TASK DIRECTIONS –
Copy the data that follows, character for character, minus the pictures.

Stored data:
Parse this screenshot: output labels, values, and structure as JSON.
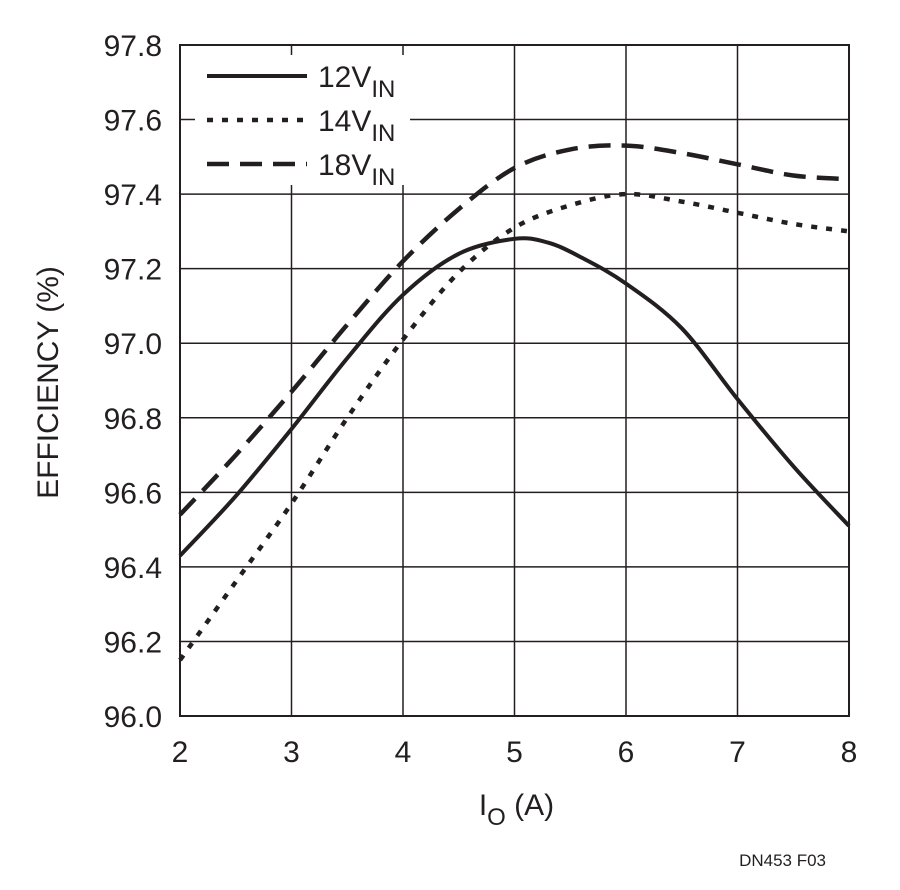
{
  "chart_data": {
    "type": "line",
    "xlabel": {
      "main": "I",
      "sub": "O",
      "unit": " (A)"
    },
    "ylabel": "EFFICIENCY (%)",
    "xlim": [
      2,
      8
    ],
    "ylim": [
      96.0,
      97.8
    ],
    "x_ticks": [
      "2",
      "3",
      "4",
      "5",
      "6",
      "7",
      "8"
    ],
    "y_ticks": [
      "96.0",
      "96.2",
      "96.4",
      "96.6",
      "96.8",
      "97.0",
      "97.2",
      "97.4",
      "97.6",
      "97.8"
    ],
    "grid": true,
    "legend_position": "top-left",
    "series": [
      {
        "name": "12V",
        "name_sub": "IN",
        "style": "solid",
        "x": [
          2,
          2.5,
          3,
          3.5,
          4,
          4.5,
          5,
          5.3,
          5.6,
          6,
          6.5,
          7,
          7.5,
          8
        ],
        "y": [
          96.43,
          96.59,
          96.77,
          96.96,
          97.13,
          97.24,
          97.28,
          97.27,
          97.23,
          97.16,
          97.04,
          96.85,
          96.67,
          96.51
        ]
      },
      {
        "name": "14V",
        "name_sub": "IN",
        "style": "dotted",
        "x": [
          2,
          2.5,
          3,
          3.5,
          4,
          4.5,
          5,
          5.5,
          6,
          6.5,
          7,
          7.5,
          8
        ],
        "y": [
          96.15,
          96.36,
          96.57,
          96.8,
          97.01,
          97.19,
          97.31,
          97.37,
          97.4,
          97.38,
          97.35,
          97.32,
          97.3
        ]
      },
      {
        "name": "18V",
        "name_sub": "IN",
        "style": "dashed",
        "x": [
          2,
          2.5,
          3,
          3.5,
          4,
          4.5,
          5,
          5.5,
          6,
          6.5,
          7,
          7.5,
          8
        ],
        "y": [
          96.54,
          96.7,
          96.87,
          97.05,
          97.22,
          97.36,
          97.47,
          97.52,
          97.53,
          97.51,
          97.48,
          97.45,
          97.44
        ]
      }
    ]
  },
  "footer": {
    "code": "DN453 F03"
  }
}
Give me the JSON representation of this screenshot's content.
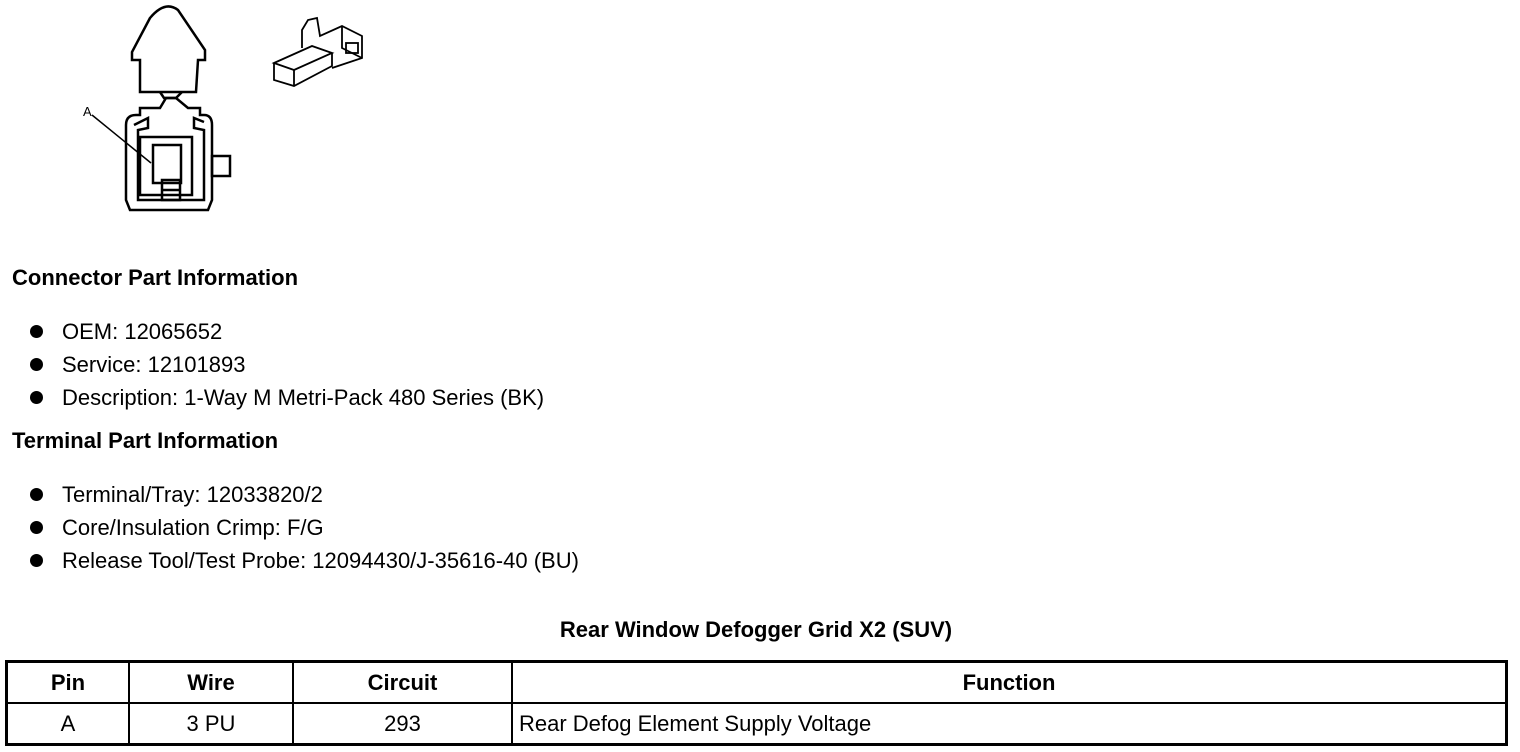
{
  "figure": {
    "callout_label": "A"
  },
  "connector": {
    "heading": "Connector Part Information",
    "items": [
      "OEM: 12065652",
      "Service: 12101893",
      "Description: 1-Way M Metri-Pack 480 Series (BK)"
    ]
  },
  "terminal": {
    "heading": "Terminal Part Information",
    "items": [
      "Terminal/Tray: 12033820/2",
      "Core/Insulation Crimp: F/G",
      "Release Tool/Test Probe: 12094430/J-35616-40 (BU)"
    ]
  },
  "table": {
    "title": "Rear Window Defogger Grid X2 (SUV)",
    "headers": [
      "Pin",
      "Wire",
      "Circuit",
      "Function"
    ],
    "rows": [
      [
        "A",
        "3 PU",
        "293",
        "Rear Defog Element Supply Voltage"
      ]
    ]
  }
}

COMPLETE ANSWER –
Parse this screenshot: output labels, values, and structure as JSON.
{
  "chart_data": {
    "type": "line",
    "xlabel": {
      "main": "I",
      "sub": "O",
      "unit": " (A)"
    },
    "ylabel": "EFFICIENCY (%)",
    "xlim": [
      2,
      8
    ],
    "ylim": [
      96.0,
      97.8
    ],
    "x_ticks": [
      "2",
      "3",
      "4",
      "5",
      "6",
      "7",
      "8"
    ],
    "y_ticks": [
      "96.0",
      "96.2",
      "96.4",
      "96.6",
      "96.8",
      "97.0",
      "97.2",
      "97.4",
      "97.6",
      "97.8"
    ],
    "grid": true,
    "legend_position": "top-left",
    "series": [
      {
        "name": "12V",
        "name_sub": "IN",
        "style": "solid",
        "x": [
          2,
          2.5,
          3,
          3.5,
          4,
          4.5,
          5,
          5.3,
          5.6,
          6,
          6.5,
          7,
          7.5,
          8
        ],
        "y": [
          96.43,
          96.59,
          96.77,
          96.96,
          97.13,
          97.24,
          97.28,
          97.27,
          97.23,
          97.16,
          97.04,
          96.85,
          96.67,
          96.51
        ]
      },
      {
        "name": "14V",
        "name_sub": "IN",
        "style": "dotted",
        "x": [
          2,
          2.5,
          3,
          3.5,
          4,
          4.5,
          5,
          5.5,
          6,
          6.5,
          7,
          7.5,
          8
        ],
        "y": [
          96.15,
          96.36,
          96.57,
          96.8,
          97.01,
          97.19,
          97.31,
          97.37,
          97.4,
          97.38,
          97.35,
          97.32,
          97.3
        ]
      },
      {
        "name": "18V",
        "name_sub": "IN",
        "style": "dashed",
        "x": [
          2,
          2.5,
          3,
          3.5,
          4,
          4.5,
          5,
          5.5,
          6,
          6.5,
          7,
          7.5,
          8
        ],
        "y": [
          96.54,
          96.7,
          96.87,
          97.05,
          97.22,
          97.36,
          97.47,
          97.52,
          97.53,
          97.51,
          97.48,
          97.45,
          97.44
        ]
      }
    ]
  },
  "footer": {
    "code": "DN453 F03"
  }
}
Give me the JSON representation of this screenshot's content.
{
  "figure": {
    "callout_label": "A"
  },
  "connector": {
    "heading": "Connector Part Information",
    "items": [
      "OEM: 12065652",
      "Service: 12101893",
      "Description: 1-Way M Metri-Pack 480 Series (BK)"
    ]
  },
  "terminal": {
    "heading": "Terminal Part Information",
    "items": [
      "Terminal/Tray: 12033820/2",
      "Core/Insulation Crimp: F/G",
      "Release Tool/Test Probe: 12094430/J-35616-40 (BU)"
    ]
  },
  "table": {
    "title": "Rear Window Defogger Grid X2 (SUV)",
    "headers": [
      "Pin",
      "Wire",
      "Circuit",
      "Function"
    ],
    "rows": [
      [
        "A",
        "3 PU",
        "293",
        "Rear Defog Element Supply Voltage"
      ]
    ]
  }
}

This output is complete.